(Stored records)
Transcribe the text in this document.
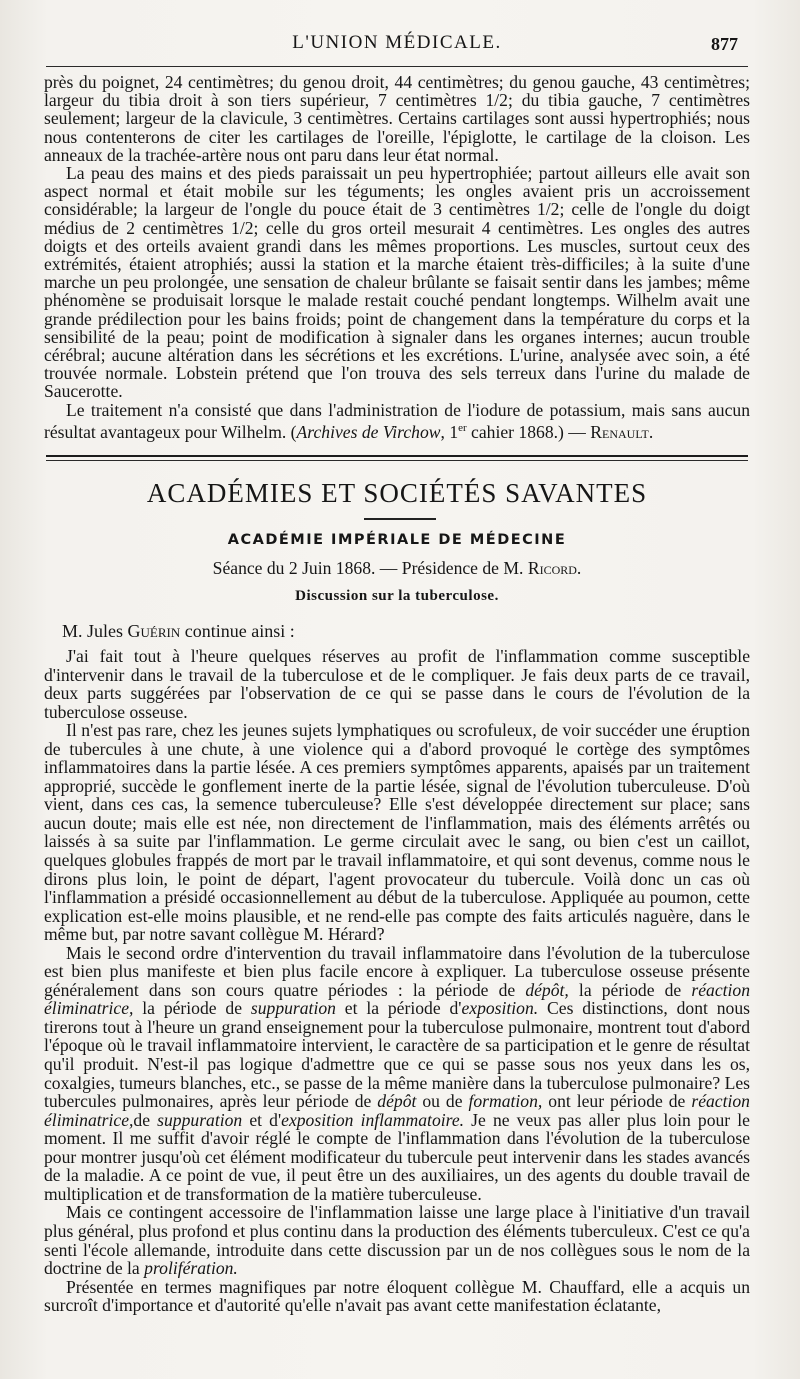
L'UNION MÉDICALE.	877

près du poignet, 24 centimètres; du genou droit, 44 centimètres; du genou gauche, 43 centimètres; largeur du tibia droit à son tiers supérieur, 7 centimètres 1/2; du tibia gauche, 7 centimètres seulement; largeur de la clavicule, 3 centimètres. Certains cartilages sont aussi hypertrophiés; nous nous contenterons de citer les cartilages de l'oreille, l'épiglotte, le cartilage de la cloison. Les anneaux de la trachée-artère nous ont paru dans leur état normal.

La peau des mains et des pieds paraissait un peu hypertrophiée; partout ailleurs elle avait son aspect normal et était mobile sur les téguments; les ongles avaient pris un accroissement considérable; la largeur de l'ongle du pouce était de 3 centimètres 1/2; celle de l'ongle du doigt médius de 2 centimètres 1/2; celle du gros orteil mesurait 4 centimètres. Les ongles des autres doigts et des orteils avaient grandi dans les mêmes proportions. Les muscles, surtout ceux des extrémités, étaient atrophiés; aussi la station et la marche étaient très-difficiles; à la suite d'une marche un peu prolongée, une sensation de chaleur brûlante se faisait sentir dans les jambes; même phénomène se produisait lorsque le malade restait couché pendant longtemps. Wilhelm avait une grande prédilection pour les bains froids; point de changement dans la température du corps et la sensibilité de la peau; point de modification à signaler dans les organes internes; aucun trouble cérébral; aucune altération dans les sécrétions et les excrétions. L'urine, analysée avec soin, a été trouvée normale. Lobstein prétend que l'on trouva des sels terreux dans l'urine du malade de Saucerotte.

Le traitement n'a consisté que dans l'administration de l'iodure de potassium, mais sans aucun résultat avantageux pour Wilhelm. (Archives de Virchow, 1er cahier 1868.) — Renault.

ACADÉMIES ET SOCIÉTÉS SAVANTES
ACADÉMIE IMPÉRIALE DE MÉDECINE
Séance du 2 Juin 1868. — Présidence de M. Ricord.
Discussion sur la tuberculose.
M. Jules Guérin continue ainsi :

J'ai fait tout à l'heure quelques réserves au profit de l'inflammation comme susceptible d'intervenir dans le travail de la tuberculose et de le compliquer. Je fais deux parts de ce travail, deux parts suggérées par l'observation de ce qui se passe dans le cours de l'évolution de la tuberculose osseuse.

Il n'est pas rare, chez les jeunes sujets lymphatiques ou scrofuleux, de voir succéder une éruption de tubercules à une chute, à une violence qui a d'abord provoqué le cortège des symptômes inflammatoires dans la partie lésée. A ces premiers symptômes apparents, apaisés par un traitement approprié, succède le gonflement inerte de la partie lésée, signal de l'évolution tuberculeuse. D'où vient, dans ces cas, la semence tuberculeuse? Elle s'est développée directement sur place; sans aucun doute; mais elle est née, non directement de l'inflammation, mais des éléments arrêtés ou laissés à sa suite par l'inflammation. Le germe circulait avec le sang, ou bien c'est un caillot, quelques globules frappés de mort par le travail inflammatoire, et qui sont devenus, comme nous le dirons plus loin, le point de départ, l'agent provocateur du tubercule. Voilà donc un cas où l'inflammation a présidé occasionnellement au début de la tuberculose. Appliquée au poumon, cette explication est-elle moins plausible, et ne rend-elle pas compte des faits articulés naguère, dans le même but, par notre savant collègue M. Hérard?

Mais le second ordre d'intervention du travail inflammatoire dans l'évolution de la tuberculose est bien plus manifeste et bien plus facile encore à expliquer. La tuberculose osseuse présente généralement dans son cours quatre périodes : la période de dépôt, la période de réaction éliminatrice, la période de suppuration et la période d'exposition. Ces distinctions, dont nous tirerons tout à l'heure un grand enseignement pour la tuberculose pulmonaire, montrent tout d'abord l'époque où le travail inflammatoire intervient, le caractère de sa participation et le genre de résultat qu'il produit. N'est-il pas logique d'admettre que ce qui se passe sous nos yeux dans les os, coxalgies, tumeurs blanches, etc., se passe de la même manière dans la tuberculose pulmonaire? Les tubercules pulmonaires, après leur période de dépôt ou de formation, ont leur période de réaction éliminatrice,de suppuration et d'exposition inflammatoire. Je ne veux pas aller plus loin pour le moment. Il me suffit d'avoir réglé le compte de l'inflammation dans l'évolution de la tuberculose pour montrer jusqu'où cet élément modificateur du tubercule peut intervenir dans les stades avancés de la maladie. A ce point de vue, il peut être un des auxiliaires, un des agents du double travail de multiplication et de transformation de la matière tuberculeuse.

Mais ce contingent accessoire de l'inflammation laisse une large place à l'initiative d'un travail plus général, plus profond et plus continu dans la production des éléments tuberculeux. C'est ce qu'a senti l'école allemande, introduite dans cette discussion par un de nos collègues sous le nom de la doctrine de la prolifération.

Présentée en termes magnifiques par notre éloquent collègue M. Chauffard, elle a acquis un surcroît d'importance et d'autorité qu'elle n'avait pas avant cette manifestation éclatante,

WHAT TO WORK ON —
Keep every word of the data as it is when you write it out, but drop the pictures.

CORRECT RESPONSE —
Transcribe the text in this document.
L'UNION MÉDICALE.	877

près du poignet, 24 centimètres; du genou droit, 44 centimètres; du genou gauche, 43 centimètres; largeur du tibia droit à son tiers supérieur, 7 centimètres 1/2; du tibia gauche, 7 centimètres seulement; largeur de la clavicule, 3 centimètres. Certains cartilages sont aussi hypertrophiés; nous nous contenterons de citer les cartilages de l'oreille, l'épiglotte, le cartilage de la cloison. Les anneaux de la trachée-artère nous ont paru dans leur état normal.

La peau des mains et des pieds paraissait un peu hypertrophiée; partout ailleurs elle avait son aspect normal et était mobile sur les téguments; les ongles avaient pris un accroissement considérable; la largeur de l'ongle du pouce était de 3 centimètres 1/2; celle de l'ongle du doigt médius de 2 centimètres 1/2; celle du gros orteil mesurait 4 centimètres. Les ongles des autres doigts et des orteils avaient grandi dans les mêmes proportions. Les muscles, surtout ceux des extrémités, étaient atrophiés; aussi la station et la marche étaient très-difficiles; à la suite d'une marche un peu prolongée, une sensation de chaleur brûlante se faisait sentir dans les jambes; même phénomène se produisait lorsque le malade restait couché pendant longtemps. Wilhelm avait une grande prédilection pour les bains froids; point de changement dans la température du corps et la sensibilité de la peau; point de modification à signaler dans les organes internes; aucun trouble cérébral; aucune altération dans les sécrétions et les excrétions. L'urine, analysée avec soin, a été trouvée normale. Lobstein prétend que l'on trouva des sels terreux dans l'urine du malade de Saucerotte.

Le traitement n'a consisté que dans l'administration de l'iodure de potassium, mais sans aucun résultat avantageux pour Wilhelm. (Archives de Virchow, 1er cahier 1868.) — Renault.

ACADÉMIES ET SOCIÉTÉS SAVANTES
ACADÉMIE IMPÉRIALE DE MÉDECINE
Séance du 2 Juin 1868. — Présidence de M. Ricord.
Discussion sur la tuberculose.
M. Jules Guérin continue ainsi :

J'ai fait tout à l'heure quelques réserves au profit de l'inflammation comme susceptible d'intervenir dans le travail de la tuberculose et de le compliquer. Je fais deux parts de ce travail, deux parts suggérées par l'observation de ce qui se passe dans le cours de l'évolution de la tuberculose osseuse.

Il n'est pas rare, chez les jeunes sujets lymphatiques ou scrofuleux, de voir succéder une éruption de tubercules à une chute, à une violence qui a d'abord provoqué le cortège des symptômes inflammatoires dans la partie lésée. A ces premiers symptômes apparents, apaisés par un traitement approprié, succède le gonflement inerte de la partie lésée, signal de l'évolution tuberculeuse. D'où vient, dans ces cas, la semence tuberculeuse? Elle s'est développée directement sur place; sans aucun doute; mais elle est née, non directement de l'inflammation, mais des éléments arrêtés ou laissés à sa suite par l'inflammation. Le germe circulait avec le sang, ou bien c'est un caillot, quelques globules frappés de mort par le travail inflammatoire, et qui sont devenus, comme nous le dirons plus loin, le point de départ, l'agent provocateur du tubercule. Voilà donc un cas où l'inflammation a présidé occasionnellement au début de la tuberculose. Appliquée au poumon, cette explication est-elle moins plausible, et ne rend-elle pas compte des faits articulés naguère, dans le même but, par notre savant collègue M. Hérard?

Mais le second ordre d'intervention du travail inflammatoire dans l'évolution de la tuberculose est bien plus manifeste et bien plus facile encore à expliquer. La tuberculose osseuse présente généralement dans son cours quatre périodes : la période de dépôt, la période de réaction éliminatrice, la période de suppuration et la période d'exposition. Ces distinctions, dont nous tirerons tout à l'heure un grand enseignement pour la tuberculose pulmonaire, montrent tout d'abord l'époque où le travail inflammatoire intervient, le caractère de sa participation et le genre de résultat qu'il produit. N'est-il pas logique d'admettre que ce qui se passe sous nos yeux dans les os, coxalgies, tumeurs blanches, etc., se passe de la même manière dans la tuberculose pulmonaire? Les tubercules pulmonaires, après leur période de dépôt ou de formation, ont leur période de réaction éliminatrice,de suppuration et d'exposition inflammatoire. Je ne veux pas aller plus loin pour le moment. Il me suffit d'avoir réglé le compte de l'inflammation dans l'évolution de la tuberculose pour montrer jusqu'où cet élément modificateur du tubercule peut intervenir dans les stades avancés de la maladie. A ce point de vue, il peut être un des auxiliaires, un des agents du double travail de multiplication et de transformation de la matière tuberculeuse.

Mais ce contingent accessoire de l'inflammation laisse une large place à l'initiative d'un travail plus général, plus profond et plus continu dans la production des éléments tuberculeux. C'est ce qu'a senti l'école allemande, introduite dans cette discussion par un de nos collègues sous le nom de la doctrine de la prolifération.

Présentée en termes magnifiques par notre éloquent collègue M. Chauffard, elle a acquis un surcroît d'importance et d'autorité qu'elle n'avait pas avant cette manifestation éclatante,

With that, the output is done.